* _Aim_:
Filter the listing and keep only the lines with the word "began".

(Dataset items)
-------------------------
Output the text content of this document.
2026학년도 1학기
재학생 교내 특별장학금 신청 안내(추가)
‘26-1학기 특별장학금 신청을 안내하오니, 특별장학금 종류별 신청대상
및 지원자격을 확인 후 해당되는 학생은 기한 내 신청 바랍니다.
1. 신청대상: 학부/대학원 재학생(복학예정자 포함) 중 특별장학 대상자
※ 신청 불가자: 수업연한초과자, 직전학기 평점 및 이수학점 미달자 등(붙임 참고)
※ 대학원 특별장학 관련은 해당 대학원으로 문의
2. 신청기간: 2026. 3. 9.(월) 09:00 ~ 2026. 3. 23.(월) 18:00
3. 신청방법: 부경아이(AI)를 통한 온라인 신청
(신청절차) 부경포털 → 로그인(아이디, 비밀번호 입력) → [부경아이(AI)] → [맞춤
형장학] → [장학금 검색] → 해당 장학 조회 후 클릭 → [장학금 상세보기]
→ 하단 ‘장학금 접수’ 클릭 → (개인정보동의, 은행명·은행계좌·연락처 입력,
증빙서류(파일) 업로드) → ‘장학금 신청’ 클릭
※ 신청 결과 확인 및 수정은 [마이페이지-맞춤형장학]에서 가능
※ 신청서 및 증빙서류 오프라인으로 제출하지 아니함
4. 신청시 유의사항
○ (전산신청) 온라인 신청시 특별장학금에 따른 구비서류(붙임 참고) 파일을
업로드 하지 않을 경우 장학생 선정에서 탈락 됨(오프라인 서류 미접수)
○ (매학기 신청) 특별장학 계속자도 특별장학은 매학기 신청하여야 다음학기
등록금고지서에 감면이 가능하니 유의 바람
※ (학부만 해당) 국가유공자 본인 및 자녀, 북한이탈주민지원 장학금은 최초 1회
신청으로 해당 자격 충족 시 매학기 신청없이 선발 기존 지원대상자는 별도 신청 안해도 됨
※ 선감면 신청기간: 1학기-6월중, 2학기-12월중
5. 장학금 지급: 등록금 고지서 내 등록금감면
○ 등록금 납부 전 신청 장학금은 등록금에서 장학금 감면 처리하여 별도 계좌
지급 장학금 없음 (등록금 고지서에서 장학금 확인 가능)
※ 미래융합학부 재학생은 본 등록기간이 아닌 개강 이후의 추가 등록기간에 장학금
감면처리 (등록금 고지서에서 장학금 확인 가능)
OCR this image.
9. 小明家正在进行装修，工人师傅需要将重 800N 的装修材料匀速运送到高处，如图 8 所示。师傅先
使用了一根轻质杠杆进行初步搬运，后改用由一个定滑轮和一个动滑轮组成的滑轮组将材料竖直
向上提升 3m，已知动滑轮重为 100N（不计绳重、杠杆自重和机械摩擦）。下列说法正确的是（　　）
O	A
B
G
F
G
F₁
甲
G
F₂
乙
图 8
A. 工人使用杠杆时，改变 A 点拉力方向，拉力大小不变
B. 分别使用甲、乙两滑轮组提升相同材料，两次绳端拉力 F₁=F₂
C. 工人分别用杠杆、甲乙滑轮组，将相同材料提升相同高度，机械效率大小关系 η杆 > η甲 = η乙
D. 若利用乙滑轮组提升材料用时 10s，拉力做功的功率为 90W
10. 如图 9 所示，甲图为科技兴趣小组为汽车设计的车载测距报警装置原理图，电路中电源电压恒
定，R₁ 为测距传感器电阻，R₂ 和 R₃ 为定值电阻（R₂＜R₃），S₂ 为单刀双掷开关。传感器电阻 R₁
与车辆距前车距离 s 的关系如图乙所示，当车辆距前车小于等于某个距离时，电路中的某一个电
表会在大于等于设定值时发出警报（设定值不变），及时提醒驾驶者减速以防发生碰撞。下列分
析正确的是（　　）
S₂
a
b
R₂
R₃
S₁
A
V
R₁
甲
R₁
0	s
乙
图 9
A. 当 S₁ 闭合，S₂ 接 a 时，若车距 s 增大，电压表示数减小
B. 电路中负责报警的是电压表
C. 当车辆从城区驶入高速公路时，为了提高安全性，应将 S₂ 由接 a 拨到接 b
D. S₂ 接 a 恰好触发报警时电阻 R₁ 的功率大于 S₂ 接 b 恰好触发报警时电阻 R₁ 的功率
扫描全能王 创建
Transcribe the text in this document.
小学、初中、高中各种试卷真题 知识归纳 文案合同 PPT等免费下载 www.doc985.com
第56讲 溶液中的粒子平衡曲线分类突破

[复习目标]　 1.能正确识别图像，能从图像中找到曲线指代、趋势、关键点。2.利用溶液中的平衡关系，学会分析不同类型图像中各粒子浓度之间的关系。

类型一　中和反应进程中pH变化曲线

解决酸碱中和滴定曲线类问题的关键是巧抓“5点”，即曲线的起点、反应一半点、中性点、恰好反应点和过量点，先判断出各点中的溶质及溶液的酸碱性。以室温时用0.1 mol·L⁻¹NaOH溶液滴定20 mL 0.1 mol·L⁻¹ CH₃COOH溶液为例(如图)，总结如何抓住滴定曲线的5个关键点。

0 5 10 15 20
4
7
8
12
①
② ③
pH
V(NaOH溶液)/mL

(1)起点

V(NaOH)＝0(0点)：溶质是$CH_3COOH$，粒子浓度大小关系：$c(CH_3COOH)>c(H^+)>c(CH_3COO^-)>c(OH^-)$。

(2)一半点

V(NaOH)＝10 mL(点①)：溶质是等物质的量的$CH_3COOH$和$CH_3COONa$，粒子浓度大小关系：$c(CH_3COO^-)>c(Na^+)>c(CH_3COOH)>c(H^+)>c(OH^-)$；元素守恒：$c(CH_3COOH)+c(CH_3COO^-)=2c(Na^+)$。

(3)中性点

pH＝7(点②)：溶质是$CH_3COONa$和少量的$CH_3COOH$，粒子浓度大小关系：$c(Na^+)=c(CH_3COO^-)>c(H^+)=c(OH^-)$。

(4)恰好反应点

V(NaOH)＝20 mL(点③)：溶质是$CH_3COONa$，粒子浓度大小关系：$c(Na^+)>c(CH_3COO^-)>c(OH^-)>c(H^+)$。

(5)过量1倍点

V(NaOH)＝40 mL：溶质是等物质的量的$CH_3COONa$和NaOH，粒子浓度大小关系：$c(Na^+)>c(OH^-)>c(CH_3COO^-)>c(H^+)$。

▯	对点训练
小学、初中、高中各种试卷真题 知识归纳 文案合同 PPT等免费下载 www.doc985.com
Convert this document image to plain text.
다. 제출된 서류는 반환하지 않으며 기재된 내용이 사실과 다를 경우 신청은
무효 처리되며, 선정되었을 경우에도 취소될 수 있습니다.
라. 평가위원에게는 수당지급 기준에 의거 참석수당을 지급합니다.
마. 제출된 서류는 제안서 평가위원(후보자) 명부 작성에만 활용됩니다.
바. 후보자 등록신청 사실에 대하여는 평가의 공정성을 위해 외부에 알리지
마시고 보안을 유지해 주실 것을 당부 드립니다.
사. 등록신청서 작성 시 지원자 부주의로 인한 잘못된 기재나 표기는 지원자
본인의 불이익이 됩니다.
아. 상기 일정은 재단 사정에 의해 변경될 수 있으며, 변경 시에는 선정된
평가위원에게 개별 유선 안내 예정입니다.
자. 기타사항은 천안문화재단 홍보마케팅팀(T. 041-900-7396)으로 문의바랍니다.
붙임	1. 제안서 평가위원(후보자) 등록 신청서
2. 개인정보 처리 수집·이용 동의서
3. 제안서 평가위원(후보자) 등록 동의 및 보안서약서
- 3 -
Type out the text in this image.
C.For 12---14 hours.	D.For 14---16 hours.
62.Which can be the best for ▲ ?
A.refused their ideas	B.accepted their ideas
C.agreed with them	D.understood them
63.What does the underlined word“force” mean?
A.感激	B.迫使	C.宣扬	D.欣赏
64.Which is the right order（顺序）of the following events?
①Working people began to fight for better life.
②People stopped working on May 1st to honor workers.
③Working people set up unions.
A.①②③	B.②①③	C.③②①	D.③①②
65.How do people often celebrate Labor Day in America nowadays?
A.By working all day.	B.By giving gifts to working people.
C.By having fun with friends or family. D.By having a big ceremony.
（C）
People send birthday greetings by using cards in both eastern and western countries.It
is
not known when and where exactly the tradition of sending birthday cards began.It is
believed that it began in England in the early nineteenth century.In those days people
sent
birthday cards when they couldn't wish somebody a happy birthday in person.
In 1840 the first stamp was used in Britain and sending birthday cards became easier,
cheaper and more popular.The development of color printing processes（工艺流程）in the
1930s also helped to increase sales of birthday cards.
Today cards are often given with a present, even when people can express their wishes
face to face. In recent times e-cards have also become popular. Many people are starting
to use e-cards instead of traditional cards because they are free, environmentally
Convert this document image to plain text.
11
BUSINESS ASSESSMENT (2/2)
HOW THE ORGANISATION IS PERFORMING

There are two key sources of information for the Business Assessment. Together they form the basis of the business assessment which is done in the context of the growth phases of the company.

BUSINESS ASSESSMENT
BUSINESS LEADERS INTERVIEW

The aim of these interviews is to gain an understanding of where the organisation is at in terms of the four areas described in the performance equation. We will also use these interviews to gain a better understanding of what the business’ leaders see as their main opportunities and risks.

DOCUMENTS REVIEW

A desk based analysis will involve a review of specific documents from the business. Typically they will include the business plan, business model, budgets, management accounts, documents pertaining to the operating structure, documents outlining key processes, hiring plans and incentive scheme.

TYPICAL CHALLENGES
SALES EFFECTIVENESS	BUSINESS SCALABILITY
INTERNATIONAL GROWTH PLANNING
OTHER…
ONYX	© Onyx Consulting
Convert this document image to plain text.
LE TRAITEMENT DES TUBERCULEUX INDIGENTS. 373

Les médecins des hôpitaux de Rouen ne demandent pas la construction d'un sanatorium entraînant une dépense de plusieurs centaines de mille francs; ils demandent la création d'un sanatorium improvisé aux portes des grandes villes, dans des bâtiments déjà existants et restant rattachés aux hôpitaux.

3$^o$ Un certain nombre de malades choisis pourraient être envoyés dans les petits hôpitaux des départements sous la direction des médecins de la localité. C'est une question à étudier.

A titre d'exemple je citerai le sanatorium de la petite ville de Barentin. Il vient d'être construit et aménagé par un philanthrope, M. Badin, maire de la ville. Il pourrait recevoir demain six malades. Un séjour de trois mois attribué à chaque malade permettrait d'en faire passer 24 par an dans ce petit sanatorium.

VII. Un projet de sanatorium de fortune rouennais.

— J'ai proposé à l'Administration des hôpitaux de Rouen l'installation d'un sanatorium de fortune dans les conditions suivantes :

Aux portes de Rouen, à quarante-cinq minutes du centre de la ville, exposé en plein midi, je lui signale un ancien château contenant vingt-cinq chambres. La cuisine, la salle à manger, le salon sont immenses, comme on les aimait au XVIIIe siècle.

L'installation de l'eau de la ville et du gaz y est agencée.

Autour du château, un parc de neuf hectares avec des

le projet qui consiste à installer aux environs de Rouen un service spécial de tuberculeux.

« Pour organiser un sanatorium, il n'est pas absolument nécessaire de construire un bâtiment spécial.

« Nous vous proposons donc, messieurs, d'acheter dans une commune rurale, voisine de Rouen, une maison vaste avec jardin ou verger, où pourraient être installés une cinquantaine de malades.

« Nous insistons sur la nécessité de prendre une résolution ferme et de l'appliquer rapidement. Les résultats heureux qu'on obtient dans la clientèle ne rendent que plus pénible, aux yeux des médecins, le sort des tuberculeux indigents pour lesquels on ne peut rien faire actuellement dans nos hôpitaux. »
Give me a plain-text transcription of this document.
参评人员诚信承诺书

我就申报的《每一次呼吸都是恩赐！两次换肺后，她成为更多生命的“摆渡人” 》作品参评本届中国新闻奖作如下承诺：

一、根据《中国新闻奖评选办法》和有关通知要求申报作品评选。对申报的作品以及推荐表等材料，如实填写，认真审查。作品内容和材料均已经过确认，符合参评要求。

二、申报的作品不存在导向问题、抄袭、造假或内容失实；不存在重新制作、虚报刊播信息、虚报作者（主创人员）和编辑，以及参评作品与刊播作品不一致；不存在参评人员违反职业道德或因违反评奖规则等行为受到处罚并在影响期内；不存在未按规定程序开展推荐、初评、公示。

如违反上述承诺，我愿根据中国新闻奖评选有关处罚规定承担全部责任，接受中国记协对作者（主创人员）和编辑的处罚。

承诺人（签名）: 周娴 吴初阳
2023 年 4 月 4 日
-------------------------
* _Problem solution_:
①Working people began to fight for better life.
not known when and where exactly the tradition of sending birthday cards began.It is
believed that it began in England in the early nineteenth century.In those days people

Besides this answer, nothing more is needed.